:: RECORD EXTRACTS ::

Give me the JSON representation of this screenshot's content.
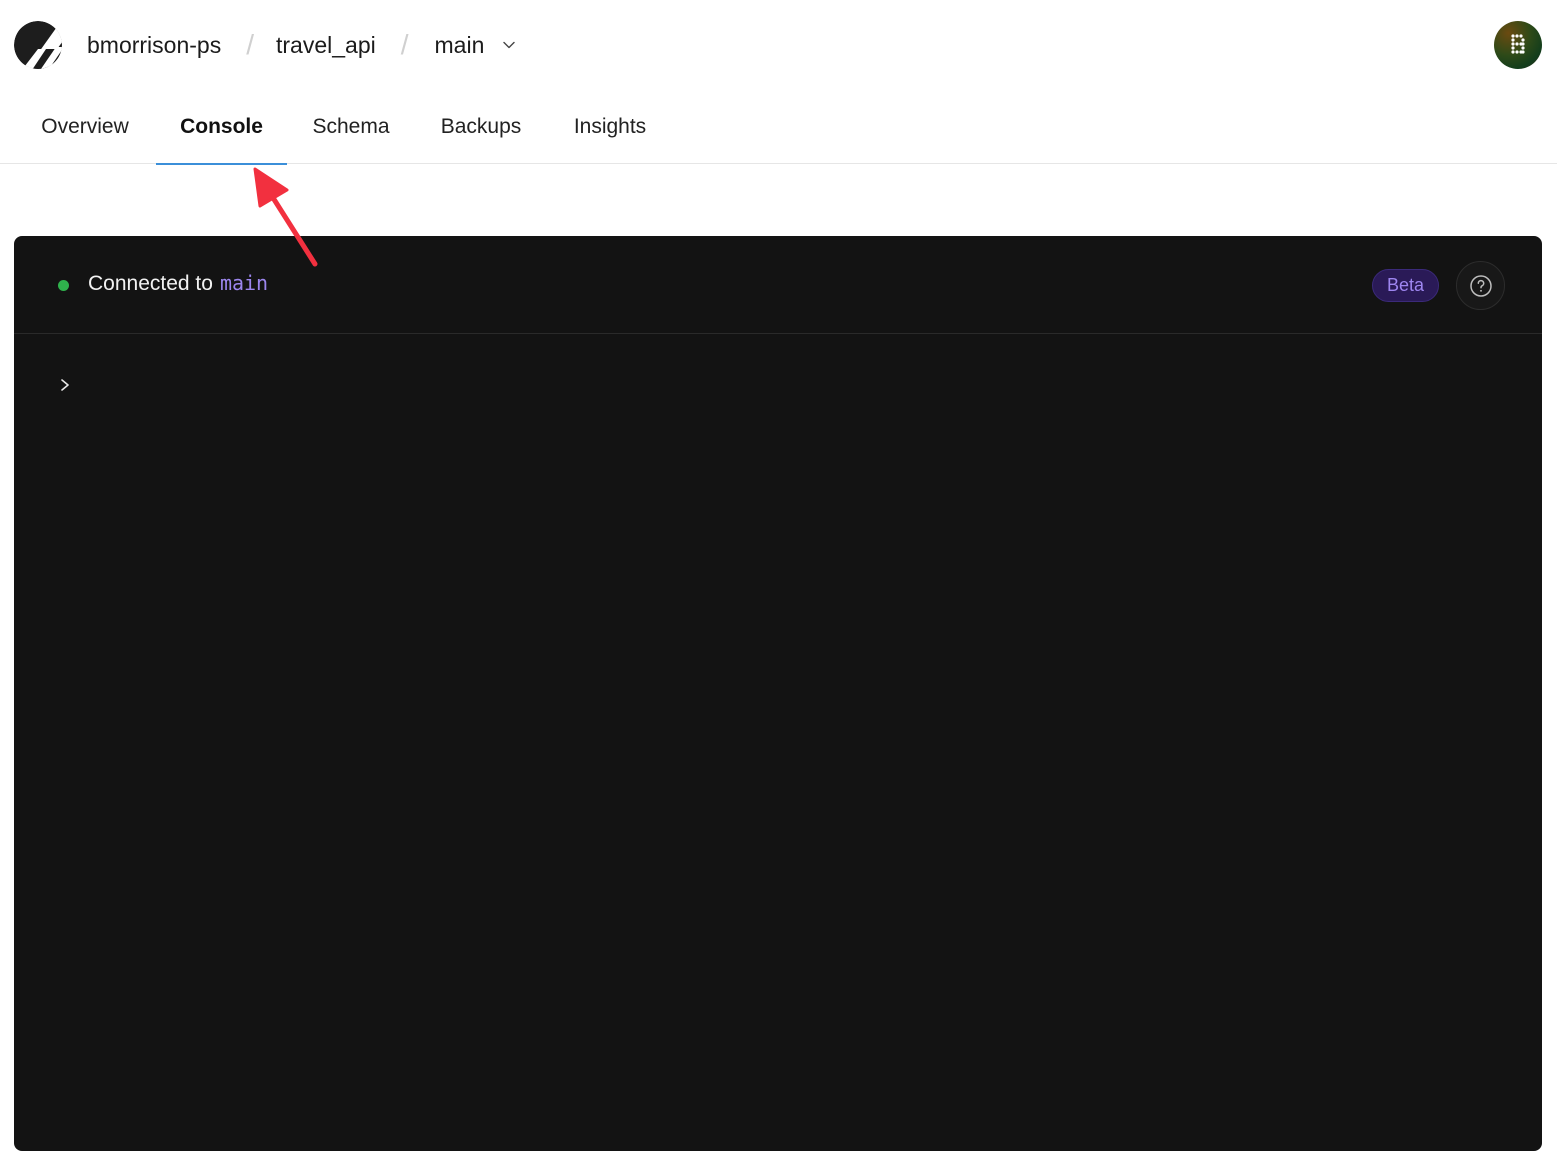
{
  "header": {
    "logo": "planetscale-logo-icon",
    "breadcrumb": {
      "organization": "bmorrison-ps",
      "separator": "/",
      "database": "travel_api",
      "branch": "main",
      "branch_dropdown_icon": "chevron-down-icon"
    },
    "avatar_letter": "B"
  },
  "tabs": [
    {
      "label": "Overview",
      "active": false
    },
    {
      "label": "Console",
      "active": true
    },
    {
      "label": "Schema",
      "active": false
    },
    {
      "label": "Backups",
      "active": false
    },
    {
      "label": "Insights",
      "active": false
    }
  ],
  "console": {
    "status_text": "Connected to",
    "connected_branch": "main",
    "status_color": "#2fb24c",
    "badge": "Beta",
    "help_icon": "question-circle-icon",
    "prompt_symbol": "chevron-right-icon",
    "input_value": ""
  },
  "colors": {
    "tab_active_underline": "#3b8fd9",
    "console_background": "#131313",
    "branch_text": "#9c86ee",
    "annotation_arrow": "#f2303f"
  }
}
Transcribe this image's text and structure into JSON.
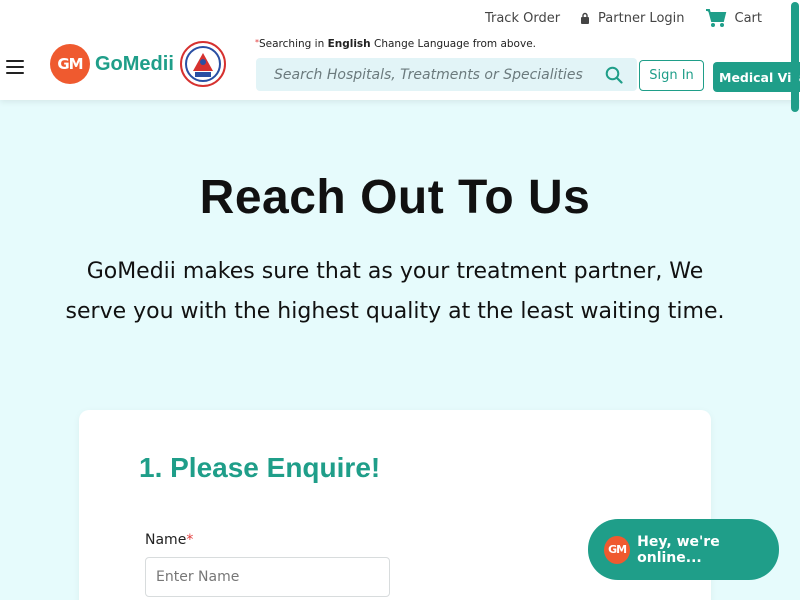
{
  "header": {
    "top_links": [
      {
        "label": "Track Order"
      },
      {
        "label": "Partner Login",
        "icon": "lock-icon"
      },
      {
        "label": "Cart",
        "icon": "cart-icon"
      }
    ],
    "logo_mark": "GM",
    "logo_text": "GoMedii",
    "language_note": {
      "prefix": "Searching in ",
      "language": "English",
      "suffix": " Change Language from above."
    },
    "search_placeholder": "Search Hospitals, Treatments or Specialities",
    "signin_label": "Sign In",
    "visa_label": "Medical Visa"
  },
  "hero": {
    "title": "Reach Out To Us",
    "subtitle_line1": "GoMedii makes sure that as your treatment partner, We",
    "subtitle_line2": "serve you with the highest quality at the least waiting time."
  },
  "form": {
    "step_title": "1. Please Enquire!",
    "name_label": "Name",
    "required_mark": "*",
    "name_placeholder": "Enter Name"
  },
  "chat": {
    "logo_mark": "GM",
    "label": "Hey, we're online..."
  },
  "colors": {
    "brand_teal": "#1f9e89",
    "brand_orange": "#ef5a2f",
    "hero_bg": "#e6fbfc",
    "required_red": "#e23b3b"
  }
}
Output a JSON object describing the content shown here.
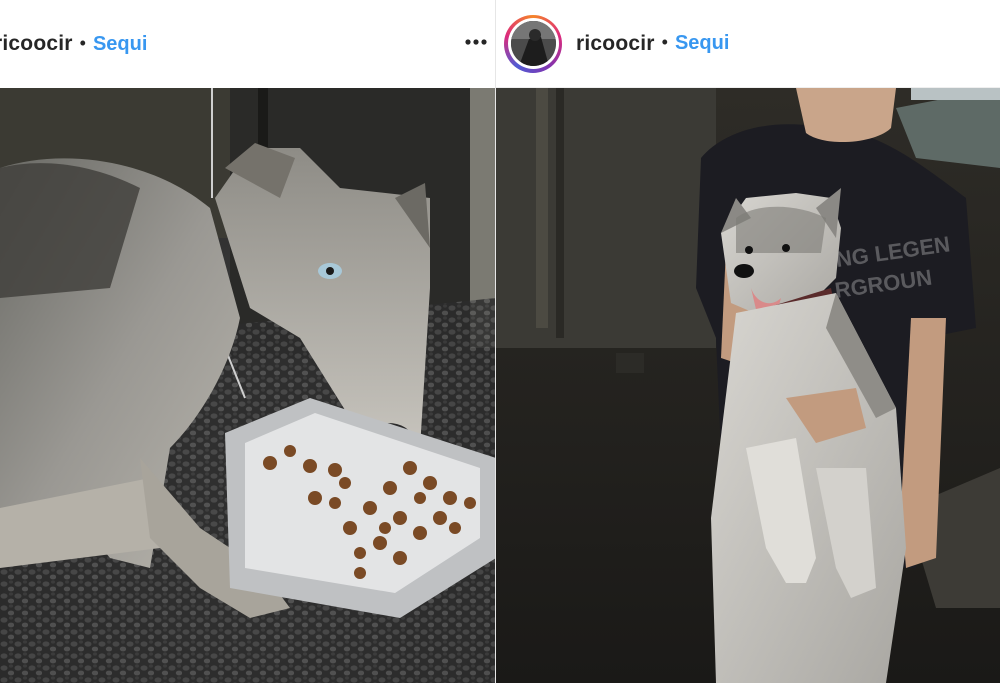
{
  "posts": [
    {
      "username": "ricoocir",
      "separator": "•",
      "follow_label": "Sequi",
      "more_icon": "more-horizontal-icon",
      "photo_subject": "thin-dog-eating-kibble"
    },
    {
      "username": "ricoocir",
      "separator": "•",
      "follow_label": "Sequi",
      "photo_subject": "person-holding-husky"
    }
  ],
  "colors": {
    "follow_link": "#3897f0",
    "username_text": "#262626",
    "ring_gradient": [
      "#f58529",
      "#dd2a7b",
      "#8134af",
      "#515bd4"
    ]
  }
}
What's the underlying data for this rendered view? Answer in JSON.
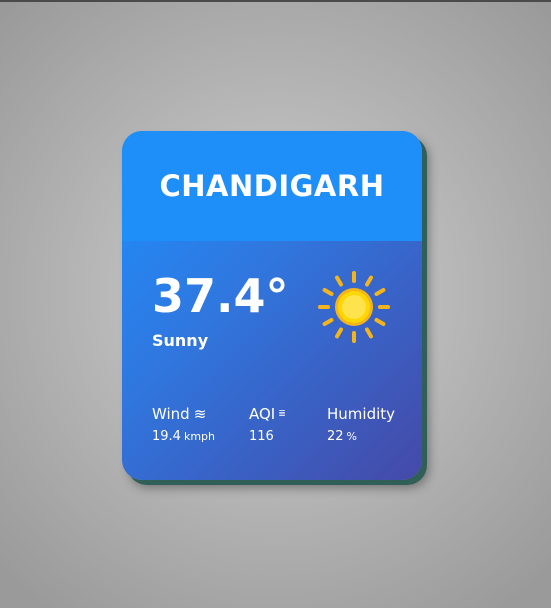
{
  "city": "CHANDIGARH",
  "temperature": "37.4°",
  "condition": "Sunny",
  "weather_icon": "sun-icon",
  "stats": {
    "wind": {
      "label": "Wind",
      "icon": "wind-icon",
      "value": "19.4",
      "unit": "kmph"
    },
    "aqi": {
      "label": "AQI",
      "icon": "aqi-icon",
      "value": "116"
    },
    "humidity": {
      "label": "Humidity",
      "value": "22",
      "unit": "%"
    }
  },
  "colors": {
    "header": "#1e8ff9",
    "gradient_start": "#1e90ff",
    "gradient_end": "#4549a8",
    "sun_core": "#ffd700",
    "sun_rays": "#f6b41b"
  }
}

:::

_AIM:_ Leave out each picture and extract the lines from the one containing "What's the underlying" through the end of the records above, inclusive, exactly as they stand.

_WRITTEN ANSWER:_
What's the underlying data for this rendered view? Answer in JSON.
{
  "city": "CHANDIGARH",
  "temperature": "37.4°",
  "condition": "Sunny",
  "weather_icon": "sun-icon",
  "stats": {
    "wind": {
      "label": "Wind",
      "icon": "wind-icon",
      "value": "19.4",
      "unit": "kmph"
    },
    "aqi": {
      "label": "AQI",
      "icon": "aqi-icon",
      "value": "116"
    },
    "humidity": {
      "label": "Humidity",
      "value": "22",
      "unit": "%"
    }
  },
  "colors": {
    "header": "#1e8ff9",
    "gradient_start": "#1e90ff",
    "gradient_end": "#4549a8",
    "sun_core": "#ffd700",
    "sun_rays": "#f6b41b"
  }
}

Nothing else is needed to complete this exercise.